PROVIDED RECORDS:
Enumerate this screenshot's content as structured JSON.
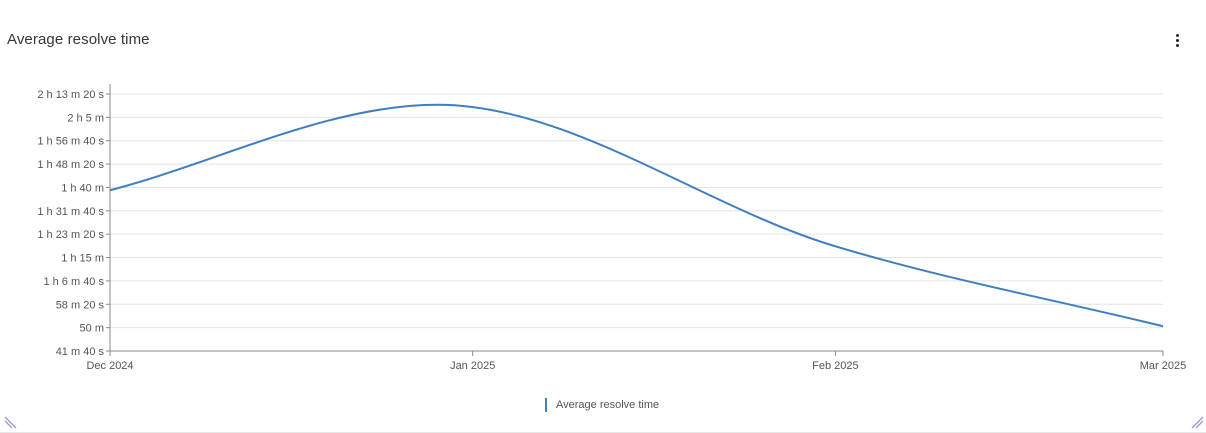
{
  "panel": {
    "title": "Average resolve time",
    "menu_icon": "kebab-menu-icon"
  },
  "colors": {
    "series": "#3f7fbf",
    "grid": "#e4e4e4",
    "axis": "#8a8a8a",
    "corner": "#9a9ad6"
  },
  "chart_data": {
    "type": "line",
    "title": "",
    "xlabel": "",
    "ylabel": "",
    "x_ticks": [
      "Dec 2024",
      "Jan 2025",
      "Feb 2025",
      "Mar 2025"
    ],
    "y_ticks": [
      "41 m 40 s",
      "50 m",
      "58 m 20 s",
      "1 h 6 m 40 s",
      "1 h 15 m",
      "1 h 23 m 20 s",
      "1 h 31 m 40 s",
      "1 h 40 m",
      "1 h 48 m 20 s",
      "1 h 56 m 40 s",
      "2 h 5 m",
      "2 h 13 m 20 s"
    ],
    "ylim_minutes": [
      41.6667,
      133.3333
    ],
    "xlim": [
      "2024-12-01",
      "2025-03-01"
    ],
    "grid": true,
    "legend_position": "bottom-center",
    "smooth": true,
    "series": [
      {
        "name": "Average resolve time",
        "points": [
          {
            "x": "2024-12-01",
            "y_minutes": 99
          },
          {
            "x": "2024-12-29",
            "y_minutes": 129.5
          },
          {
            "x": "2025-02-01",
            "y_minutes": 79
          },
          {
            "x": "2025-03-01",
            "y_minutes": 50.5
          }
        ]
      }
    ]
  },
  "legend": {
    "label": "Average resolve time"
  }
}
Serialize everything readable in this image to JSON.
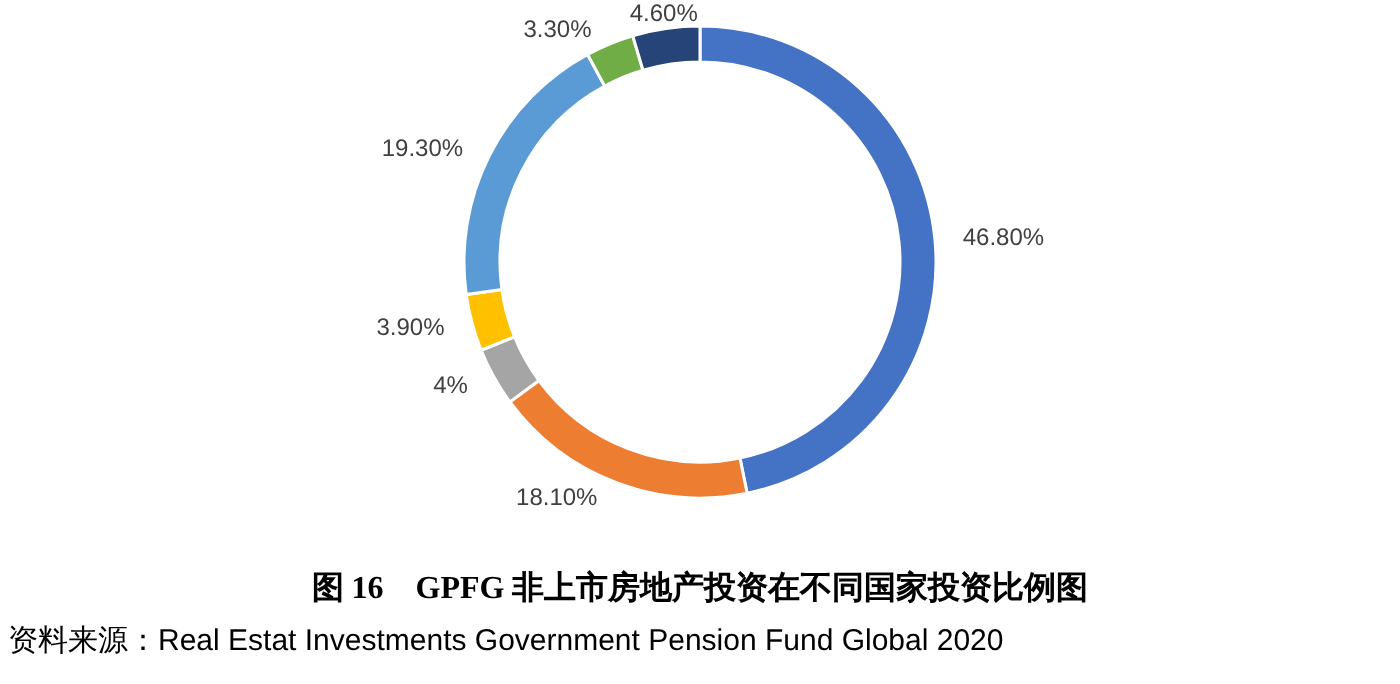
{
  "chart_data": {
    "type": "donut",
    "title": "图 16　GPFG 非上市房地产投资在不同国家投资比例图",
    "categories": [
      null,
      null,
      null,
      null,
      null,
      null,
      null
    ],
    "values": [
      46.8,
      18.1,
      4,
      3.9,
      19.3,
      3.3,
      4.6
    ],
    "colors": [
      "#4472c4",
      "#ed7d31",
      "#a5a5a5",
      "#ffc000",
      "#5b9bd5",
      "#70ad47",
      "#264478"
    ],
    "value_labels": [
      "46.80%",
      "18.10%",
      "4%",
      "3.90%",
      "19.30%",
      "3.30%",
      "4.60%"
    ],
    "annotations": [
      "资料来源：Real Estat Investments Government Pension Fund Global 2020"
    ]
  }
}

WORK INSTRUCTIONS:
Count every line in the data where the string "this" occurs. Give nothing except the number.

RESPONSE TO THE TASK:
2